- **Required work**
In the listing below, find every line containing "下列食物中淀粉含量最少的食物是" and copy it out.

- **Excerpted data**
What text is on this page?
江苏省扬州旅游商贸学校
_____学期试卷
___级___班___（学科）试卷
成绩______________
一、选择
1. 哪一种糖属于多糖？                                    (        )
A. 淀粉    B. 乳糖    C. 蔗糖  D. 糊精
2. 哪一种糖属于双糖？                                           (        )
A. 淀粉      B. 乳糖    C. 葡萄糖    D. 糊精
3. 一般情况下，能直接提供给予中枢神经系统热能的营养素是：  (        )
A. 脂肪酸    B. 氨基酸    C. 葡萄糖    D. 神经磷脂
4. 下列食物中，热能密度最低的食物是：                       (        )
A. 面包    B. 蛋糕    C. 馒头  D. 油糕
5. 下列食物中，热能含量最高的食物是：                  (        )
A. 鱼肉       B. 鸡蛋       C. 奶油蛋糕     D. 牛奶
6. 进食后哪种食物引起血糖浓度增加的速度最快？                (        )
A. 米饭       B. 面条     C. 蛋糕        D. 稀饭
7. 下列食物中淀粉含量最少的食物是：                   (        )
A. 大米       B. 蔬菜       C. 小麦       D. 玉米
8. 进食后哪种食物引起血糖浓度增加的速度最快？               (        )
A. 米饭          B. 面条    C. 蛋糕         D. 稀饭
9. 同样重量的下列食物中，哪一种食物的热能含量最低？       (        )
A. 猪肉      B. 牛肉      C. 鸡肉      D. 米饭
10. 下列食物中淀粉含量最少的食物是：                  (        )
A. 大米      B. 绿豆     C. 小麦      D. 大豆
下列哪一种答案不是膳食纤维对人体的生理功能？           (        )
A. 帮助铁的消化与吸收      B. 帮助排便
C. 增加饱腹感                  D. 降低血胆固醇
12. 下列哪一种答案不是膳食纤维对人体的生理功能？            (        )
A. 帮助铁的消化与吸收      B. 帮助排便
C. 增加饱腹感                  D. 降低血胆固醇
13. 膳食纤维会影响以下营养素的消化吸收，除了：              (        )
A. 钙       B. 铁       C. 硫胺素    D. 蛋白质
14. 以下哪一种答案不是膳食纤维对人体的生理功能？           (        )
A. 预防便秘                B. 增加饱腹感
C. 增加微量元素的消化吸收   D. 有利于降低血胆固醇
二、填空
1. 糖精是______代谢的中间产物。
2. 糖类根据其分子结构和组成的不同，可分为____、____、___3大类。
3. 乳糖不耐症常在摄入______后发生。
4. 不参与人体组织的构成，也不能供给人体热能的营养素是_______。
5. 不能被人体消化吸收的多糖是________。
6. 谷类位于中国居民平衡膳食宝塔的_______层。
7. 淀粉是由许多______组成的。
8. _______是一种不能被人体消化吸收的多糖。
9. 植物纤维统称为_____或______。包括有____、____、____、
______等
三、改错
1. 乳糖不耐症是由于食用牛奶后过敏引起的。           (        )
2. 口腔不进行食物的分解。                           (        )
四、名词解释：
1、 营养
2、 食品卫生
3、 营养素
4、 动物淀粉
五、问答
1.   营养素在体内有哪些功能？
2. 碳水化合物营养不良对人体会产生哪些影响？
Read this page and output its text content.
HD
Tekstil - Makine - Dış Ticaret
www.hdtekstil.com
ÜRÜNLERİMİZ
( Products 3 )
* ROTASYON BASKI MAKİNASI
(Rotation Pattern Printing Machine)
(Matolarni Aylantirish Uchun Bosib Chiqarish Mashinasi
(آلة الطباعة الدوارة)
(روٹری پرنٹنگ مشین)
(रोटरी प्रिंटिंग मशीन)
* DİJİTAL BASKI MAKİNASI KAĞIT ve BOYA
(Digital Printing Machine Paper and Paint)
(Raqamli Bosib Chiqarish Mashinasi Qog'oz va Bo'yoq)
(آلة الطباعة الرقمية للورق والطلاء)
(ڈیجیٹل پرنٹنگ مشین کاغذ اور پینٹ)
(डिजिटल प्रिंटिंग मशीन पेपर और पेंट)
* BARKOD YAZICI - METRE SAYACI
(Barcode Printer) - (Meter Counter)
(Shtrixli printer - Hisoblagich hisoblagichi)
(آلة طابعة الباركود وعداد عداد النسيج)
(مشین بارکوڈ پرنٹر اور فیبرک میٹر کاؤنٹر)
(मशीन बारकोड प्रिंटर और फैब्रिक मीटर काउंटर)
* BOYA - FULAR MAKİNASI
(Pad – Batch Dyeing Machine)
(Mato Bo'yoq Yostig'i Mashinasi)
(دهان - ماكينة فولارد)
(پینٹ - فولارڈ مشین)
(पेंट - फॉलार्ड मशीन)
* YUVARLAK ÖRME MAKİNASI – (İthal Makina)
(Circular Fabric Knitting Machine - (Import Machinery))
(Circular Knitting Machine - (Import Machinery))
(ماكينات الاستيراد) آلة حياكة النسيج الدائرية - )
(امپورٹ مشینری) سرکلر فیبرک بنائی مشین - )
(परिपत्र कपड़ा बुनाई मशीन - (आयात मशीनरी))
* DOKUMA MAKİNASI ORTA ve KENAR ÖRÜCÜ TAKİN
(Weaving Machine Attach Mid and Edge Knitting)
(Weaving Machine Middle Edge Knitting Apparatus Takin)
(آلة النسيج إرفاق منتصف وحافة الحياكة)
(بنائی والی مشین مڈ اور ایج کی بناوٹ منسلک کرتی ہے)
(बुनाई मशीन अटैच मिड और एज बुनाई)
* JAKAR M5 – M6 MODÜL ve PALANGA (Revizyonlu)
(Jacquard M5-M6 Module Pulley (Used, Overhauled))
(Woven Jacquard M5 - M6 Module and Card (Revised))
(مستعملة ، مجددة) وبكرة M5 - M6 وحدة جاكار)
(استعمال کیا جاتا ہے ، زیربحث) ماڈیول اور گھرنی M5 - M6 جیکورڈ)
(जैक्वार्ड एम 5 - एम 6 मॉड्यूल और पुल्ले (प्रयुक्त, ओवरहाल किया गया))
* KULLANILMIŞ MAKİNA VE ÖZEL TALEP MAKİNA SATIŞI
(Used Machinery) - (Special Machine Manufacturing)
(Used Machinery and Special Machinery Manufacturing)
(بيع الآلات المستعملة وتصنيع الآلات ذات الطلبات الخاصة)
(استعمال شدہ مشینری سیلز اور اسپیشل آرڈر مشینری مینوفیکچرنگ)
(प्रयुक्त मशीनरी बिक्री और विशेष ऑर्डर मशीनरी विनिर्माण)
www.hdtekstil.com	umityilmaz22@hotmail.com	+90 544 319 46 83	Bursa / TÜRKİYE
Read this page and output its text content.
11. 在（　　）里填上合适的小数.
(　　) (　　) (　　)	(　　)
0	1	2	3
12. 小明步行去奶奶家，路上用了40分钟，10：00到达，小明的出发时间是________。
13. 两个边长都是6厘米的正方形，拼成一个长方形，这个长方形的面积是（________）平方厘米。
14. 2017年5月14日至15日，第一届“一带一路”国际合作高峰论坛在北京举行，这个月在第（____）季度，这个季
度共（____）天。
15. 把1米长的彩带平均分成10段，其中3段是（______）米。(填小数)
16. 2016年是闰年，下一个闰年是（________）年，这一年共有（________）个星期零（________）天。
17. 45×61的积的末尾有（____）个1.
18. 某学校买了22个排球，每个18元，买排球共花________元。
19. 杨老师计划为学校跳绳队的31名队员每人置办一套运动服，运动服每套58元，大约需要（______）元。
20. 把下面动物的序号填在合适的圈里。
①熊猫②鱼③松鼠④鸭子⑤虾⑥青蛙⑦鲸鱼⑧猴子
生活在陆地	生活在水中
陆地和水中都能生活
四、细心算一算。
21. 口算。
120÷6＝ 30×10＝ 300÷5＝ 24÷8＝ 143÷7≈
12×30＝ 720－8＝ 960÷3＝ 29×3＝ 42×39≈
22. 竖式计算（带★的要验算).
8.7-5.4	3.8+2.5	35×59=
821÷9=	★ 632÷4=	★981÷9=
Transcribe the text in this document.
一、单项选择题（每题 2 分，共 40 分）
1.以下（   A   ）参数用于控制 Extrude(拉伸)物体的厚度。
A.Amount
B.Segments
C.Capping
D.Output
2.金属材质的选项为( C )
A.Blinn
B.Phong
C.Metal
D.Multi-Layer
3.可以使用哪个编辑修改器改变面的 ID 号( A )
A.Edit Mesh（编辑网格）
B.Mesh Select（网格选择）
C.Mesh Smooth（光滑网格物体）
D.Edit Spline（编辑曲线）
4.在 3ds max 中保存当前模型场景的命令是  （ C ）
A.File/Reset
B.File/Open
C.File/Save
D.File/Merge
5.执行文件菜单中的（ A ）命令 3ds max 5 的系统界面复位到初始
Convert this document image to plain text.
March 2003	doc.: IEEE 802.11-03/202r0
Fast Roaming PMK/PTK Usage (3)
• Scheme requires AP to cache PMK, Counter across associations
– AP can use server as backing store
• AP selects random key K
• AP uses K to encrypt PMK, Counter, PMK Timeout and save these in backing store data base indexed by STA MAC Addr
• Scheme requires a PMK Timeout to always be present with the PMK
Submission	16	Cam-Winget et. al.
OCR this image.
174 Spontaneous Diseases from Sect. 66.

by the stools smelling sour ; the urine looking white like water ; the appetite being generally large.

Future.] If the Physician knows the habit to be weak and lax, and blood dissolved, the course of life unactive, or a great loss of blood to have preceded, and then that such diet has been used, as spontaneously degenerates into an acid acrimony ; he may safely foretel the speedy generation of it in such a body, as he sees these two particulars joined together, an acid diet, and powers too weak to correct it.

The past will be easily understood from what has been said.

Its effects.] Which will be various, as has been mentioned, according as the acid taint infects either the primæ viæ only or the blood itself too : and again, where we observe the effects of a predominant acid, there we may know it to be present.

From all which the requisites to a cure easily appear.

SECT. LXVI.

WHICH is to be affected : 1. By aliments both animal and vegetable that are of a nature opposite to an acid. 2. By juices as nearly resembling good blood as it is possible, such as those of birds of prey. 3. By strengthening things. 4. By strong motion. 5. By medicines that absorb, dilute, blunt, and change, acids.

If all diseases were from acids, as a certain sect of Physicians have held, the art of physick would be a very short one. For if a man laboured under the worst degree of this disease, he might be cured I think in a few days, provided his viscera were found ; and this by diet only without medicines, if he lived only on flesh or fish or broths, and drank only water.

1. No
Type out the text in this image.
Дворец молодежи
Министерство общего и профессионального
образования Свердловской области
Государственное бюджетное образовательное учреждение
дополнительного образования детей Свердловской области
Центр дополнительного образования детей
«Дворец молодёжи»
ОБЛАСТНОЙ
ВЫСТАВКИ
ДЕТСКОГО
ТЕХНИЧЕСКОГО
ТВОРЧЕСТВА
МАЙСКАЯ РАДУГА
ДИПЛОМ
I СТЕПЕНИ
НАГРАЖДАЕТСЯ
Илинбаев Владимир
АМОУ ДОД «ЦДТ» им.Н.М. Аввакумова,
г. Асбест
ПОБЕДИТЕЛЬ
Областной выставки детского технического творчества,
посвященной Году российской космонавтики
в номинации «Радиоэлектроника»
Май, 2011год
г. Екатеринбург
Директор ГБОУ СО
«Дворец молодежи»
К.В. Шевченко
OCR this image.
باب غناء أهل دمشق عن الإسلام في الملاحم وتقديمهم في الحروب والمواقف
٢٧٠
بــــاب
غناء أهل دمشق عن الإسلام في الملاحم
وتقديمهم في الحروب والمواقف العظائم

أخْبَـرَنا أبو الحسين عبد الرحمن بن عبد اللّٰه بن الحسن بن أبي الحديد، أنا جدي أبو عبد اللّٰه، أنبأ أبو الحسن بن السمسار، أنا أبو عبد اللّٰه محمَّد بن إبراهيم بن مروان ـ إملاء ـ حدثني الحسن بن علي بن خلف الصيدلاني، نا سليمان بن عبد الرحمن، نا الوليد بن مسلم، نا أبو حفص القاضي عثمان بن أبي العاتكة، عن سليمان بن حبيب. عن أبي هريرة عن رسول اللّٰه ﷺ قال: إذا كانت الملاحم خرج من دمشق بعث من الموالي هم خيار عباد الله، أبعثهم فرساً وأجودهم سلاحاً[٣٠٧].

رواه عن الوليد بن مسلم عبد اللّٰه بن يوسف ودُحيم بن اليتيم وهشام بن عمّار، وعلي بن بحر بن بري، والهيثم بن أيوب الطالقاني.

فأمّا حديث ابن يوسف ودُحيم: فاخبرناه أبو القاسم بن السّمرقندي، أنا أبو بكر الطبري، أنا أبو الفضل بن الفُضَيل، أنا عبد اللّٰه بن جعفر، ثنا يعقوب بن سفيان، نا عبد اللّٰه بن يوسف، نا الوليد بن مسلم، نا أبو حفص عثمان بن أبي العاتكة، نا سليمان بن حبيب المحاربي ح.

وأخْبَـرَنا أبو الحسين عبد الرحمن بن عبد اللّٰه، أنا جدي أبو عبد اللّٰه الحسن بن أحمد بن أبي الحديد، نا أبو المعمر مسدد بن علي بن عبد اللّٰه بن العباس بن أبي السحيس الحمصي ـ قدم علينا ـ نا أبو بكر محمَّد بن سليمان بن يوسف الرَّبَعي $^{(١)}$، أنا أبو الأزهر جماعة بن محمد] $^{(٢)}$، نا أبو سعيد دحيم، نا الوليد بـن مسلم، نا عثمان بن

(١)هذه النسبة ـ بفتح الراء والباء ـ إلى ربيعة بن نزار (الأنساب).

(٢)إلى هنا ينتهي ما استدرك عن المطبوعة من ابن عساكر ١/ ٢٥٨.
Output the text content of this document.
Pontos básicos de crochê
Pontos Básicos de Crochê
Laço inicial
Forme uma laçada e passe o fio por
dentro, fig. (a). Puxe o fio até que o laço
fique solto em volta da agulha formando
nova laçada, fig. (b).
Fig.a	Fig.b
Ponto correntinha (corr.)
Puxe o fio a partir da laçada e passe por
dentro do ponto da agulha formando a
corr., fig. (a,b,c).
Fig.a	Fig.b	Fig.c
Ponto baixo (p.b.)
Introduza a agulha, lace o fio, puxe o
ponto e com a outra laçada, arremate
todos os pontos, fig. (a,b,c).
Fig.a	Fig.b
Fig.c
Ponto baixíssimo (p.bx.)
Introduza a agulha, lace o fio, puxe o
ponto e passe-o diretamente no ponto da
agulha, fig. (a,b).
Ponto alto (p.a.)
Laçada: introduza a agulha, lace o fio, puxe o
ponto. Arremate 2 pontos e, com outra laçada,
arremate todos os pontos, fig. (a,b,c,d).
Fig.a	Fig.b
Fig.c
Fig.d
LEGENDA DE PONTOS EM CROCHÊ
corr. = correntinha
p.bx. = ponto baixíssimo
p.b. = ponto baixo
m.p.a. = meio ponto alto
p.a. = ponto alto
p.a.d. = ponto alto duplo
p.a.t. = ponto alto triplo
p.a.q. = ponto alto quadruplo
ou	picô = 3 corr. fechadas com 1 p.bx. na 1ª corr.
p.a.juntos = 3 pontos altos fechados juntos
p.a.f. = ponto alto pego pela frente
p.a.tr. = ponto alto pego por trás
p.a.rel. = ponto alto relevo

- **Answer for this exercise**
7. 下列食物中淀粉含量最少的食物是：                   (        )
10. 下列食物中淀粉含量最少的食物是：                  (        )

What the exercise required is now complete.